Work instructions
Word for word, give the material below again, minus any images.

Dataset records
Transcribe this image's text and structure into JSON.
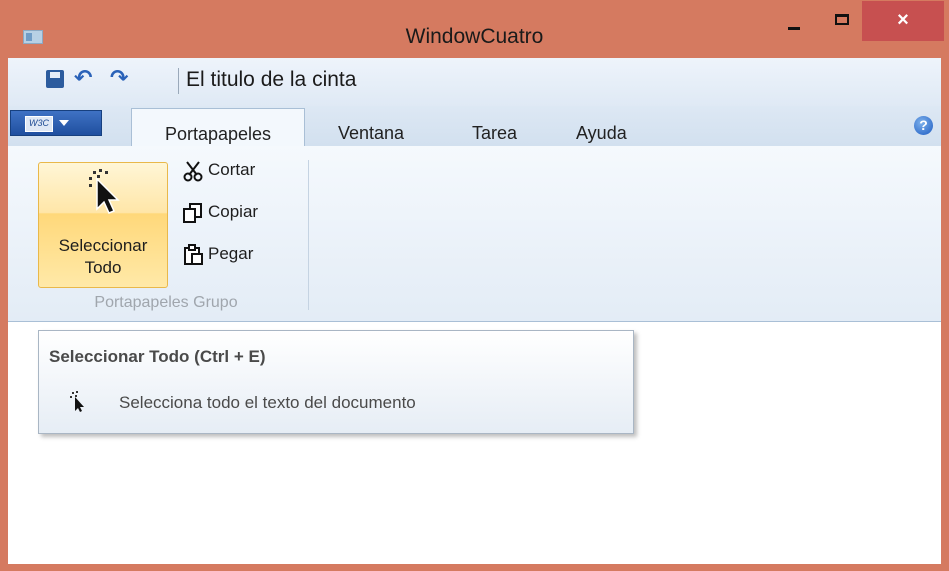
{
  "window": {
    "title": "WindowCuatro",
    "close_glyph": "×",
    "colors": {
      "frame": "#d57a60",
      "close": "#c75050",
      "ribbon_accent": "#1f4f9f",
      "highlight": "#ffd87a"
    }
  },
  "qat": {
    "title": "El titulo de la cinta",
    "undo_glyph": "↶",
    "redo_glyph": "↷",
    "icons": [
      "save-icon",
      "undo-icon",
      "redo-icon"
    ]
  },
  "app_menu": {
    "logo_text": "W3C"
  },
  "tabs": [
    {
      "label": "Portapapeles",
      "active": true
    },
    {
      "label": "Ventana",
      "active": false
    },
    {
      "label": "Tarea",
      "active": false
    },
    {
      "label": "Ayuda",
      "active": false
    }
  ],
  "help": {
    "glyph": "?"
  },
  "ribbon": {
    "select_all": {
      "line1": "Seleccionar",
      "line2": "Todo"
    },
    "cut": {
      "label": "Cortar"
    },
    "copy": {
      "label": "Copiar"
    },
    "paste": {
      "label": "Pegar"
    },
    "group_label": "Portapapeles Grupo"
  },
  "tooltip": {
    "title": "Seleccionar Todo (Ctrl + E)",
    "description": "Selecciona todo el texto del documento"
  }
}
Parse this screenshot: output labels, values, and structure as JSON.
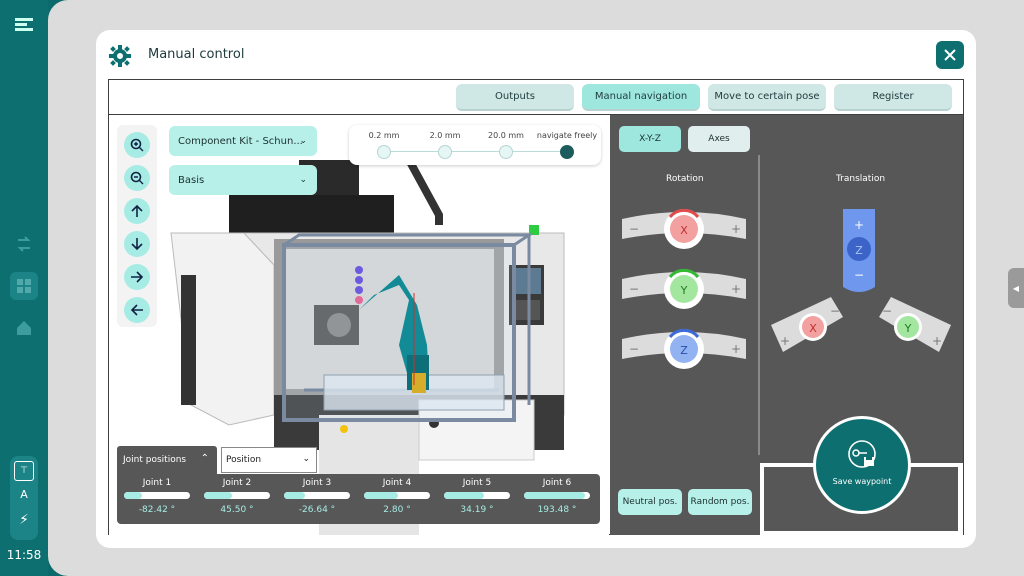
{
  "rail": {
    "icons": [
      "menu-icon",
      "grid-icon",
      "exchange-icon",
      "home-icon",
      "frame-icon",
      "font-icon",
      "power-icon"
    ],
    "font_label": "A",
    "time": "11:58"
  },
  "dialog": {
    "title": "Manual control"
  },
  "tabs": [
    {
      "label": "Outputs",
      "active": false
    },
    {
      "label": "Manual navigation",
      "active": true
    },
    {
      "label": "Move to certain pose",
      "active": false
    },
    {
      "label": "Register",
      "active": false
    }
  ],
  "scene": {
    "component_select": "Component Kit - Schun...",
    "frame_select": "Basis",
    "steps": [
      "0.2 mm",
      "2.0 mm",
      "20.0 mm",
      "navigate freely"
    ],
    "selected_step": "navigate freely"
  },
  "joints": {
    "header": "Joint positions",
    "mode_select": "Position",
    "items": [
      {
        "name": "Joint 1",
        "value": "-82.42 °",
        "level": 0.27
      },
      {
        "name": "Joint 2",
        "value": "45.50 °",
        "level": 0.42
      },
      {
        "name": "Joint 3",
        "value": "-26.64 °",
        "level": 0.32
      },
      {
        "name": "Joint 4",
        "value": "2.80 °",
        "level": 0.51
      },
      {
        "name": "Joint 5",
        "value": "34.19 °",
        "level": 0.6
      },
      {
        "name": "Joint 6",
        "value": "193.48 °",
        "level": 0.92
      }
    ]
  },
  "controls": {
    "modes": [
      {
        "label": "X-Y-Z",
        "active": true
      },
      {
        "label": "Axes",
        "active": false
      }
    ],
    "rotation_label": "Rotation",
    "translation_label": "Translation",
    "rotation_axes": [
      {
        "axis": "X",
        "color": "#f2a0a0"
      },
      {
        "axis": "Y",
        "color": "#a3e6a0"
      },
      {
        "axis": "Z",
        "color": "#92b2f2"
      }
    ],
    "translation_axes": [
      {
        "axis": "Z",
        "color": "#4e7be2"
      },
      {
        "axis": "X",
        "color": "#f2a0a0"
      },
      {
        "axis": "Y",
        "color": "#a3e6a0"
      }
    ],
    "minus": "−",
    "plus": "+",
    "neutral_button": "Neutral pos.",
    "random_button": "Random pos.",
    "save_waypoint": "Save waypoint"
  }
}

Result
Transcribe this image's text and structure into JSON.
{
  "window": {
    "title": "WindowCuatro",
    "close_glyph": "×",
    "colors": {
      "frame": "#d57a60",
      "close": "#c75050",
      "ribbon_accent": "#1f4f9f",
      "highlight": "#ffd87a"
    }
  },
  "qat": {
    "title": "El titulo de la cinta",
    "undo_glyph": "↶",
    "redo_glyph": "↷",
    "icons": [
      "save-icon",
      "undo-icon",
      "redo-icon"
    ]
  },
  "app_menu": {
    "logo_text": "W3C"
  },
  "tabs": [
    {
      "label": "Portapapeles",
      "active": true
    },
    {
      "label": "Ventana",
      "active": false
    },
    {
      "label": "Tarea",
      "active": false
    },
    {
      "label": "Ayuda",
      "active": false
    }
  ],
  "help": {
    "glyph": "?"
  },
  "ribbon": {
    "select_all": {
      "line1": "Seleccionar",
      "line2": "Todo"
    },
    "cut": {
      "label": "Cortar"
    },
    "copy": {
      "label": "Copiar"
    },
    "paste": {
      "label": "Pegar"
    },
    "group_label": "Portapapeles Grupo"
  },
  "tooltip": {
    "title": "Seleccionar Todo (Ctrl + E)",
    "description": "Selecciona todo el texto del documento"
  }
}
Parse this screenshot: output labels, values, and structure as JSON.
{
  "rail": {
    "icons": [
      "menu-icon",
      "grid-icon",
      "exchange-icon",
      "home-icon",
      "frame-icon",
      "font-icon",
      "power-icon"
    ],
    "font_label": "A",
    "time": "11:58"
  },
  "dialog": {
    "title": "Manual control"
  },
  "tabs": [
    {
      "label": "Outputs",
      "active": false
    },
    {
      "label": "Manual navigation",
      "active": true
    },
    {
      "label": "Move to certain pose",
      "active": false
    },
    {
      "label": "Register",
      "active": false
    }
  ],
  "scene": {
    "component_select": "Component Kit - Schun...",
    "frame_select": "Basis",
    "steps": [
      "0.2 mm",
      "2.0 mm",
      "20.0 mm",
      "navigate freely"
    ],
    "selected_step": "navigate freely"
  },
  "joints": {
    "header": "Joint positions",
    "mode_select": "Position",
    "items": [
      {
        "name": "Joint 1",
        "value": "-82.42 °",
        "level": 0.27
      },
      {
        "name": "Joint 2",
        "value": "45.50 °",
        "level": 0.42
      },
      {
        "name": "Joint 3",
        "value": "-26.64 °",
        "level": 0.32
      },
      {
        "name": "Joint 4",
        "value": "2.80 °",
        "level": 0.51
      },
      {
        "name": "Joint 5",
        "value": "34.19 °",
        "level": 0.6
      },
      {
        "name": "Joint 6",
        "value": "193.48 °",
        "level": 0.92
      }
    ]
  },
  "controls": {
    "modes": [
      {
        "label": "X-Y-Z",
        "active": true
      },
      {
        "label": "Axes",
        "active": false
      }
    ],
    "rotation_label": "Rotation",
    "translation_label": "Translation",
    "rotation_axes": [
      {
        "axis": "X",
        "color": "#f2a0a0"
      },
      {
        "axis": "Y",
        "color": "#a3e6a0"
      },
      {
        "axis": "Z",
        "color": "#92b2f2"
      }
    ],
    "translation_axes": [
      {
        "axis": "Z",
        "color": "#4e7be2"
      },
      {
        "axis": "X",
        "color": "#f2a0a0"
      },
      {
        "axis": "Y",
        "color": "#a3e6a0"
      }
    ],
    "minus": "−",
    "plus": "+",
    "neutral_button": "Neutral pos.",
    "random_button": "Random pos.",
    "save_waypoint": "Save waypoint"
  }
}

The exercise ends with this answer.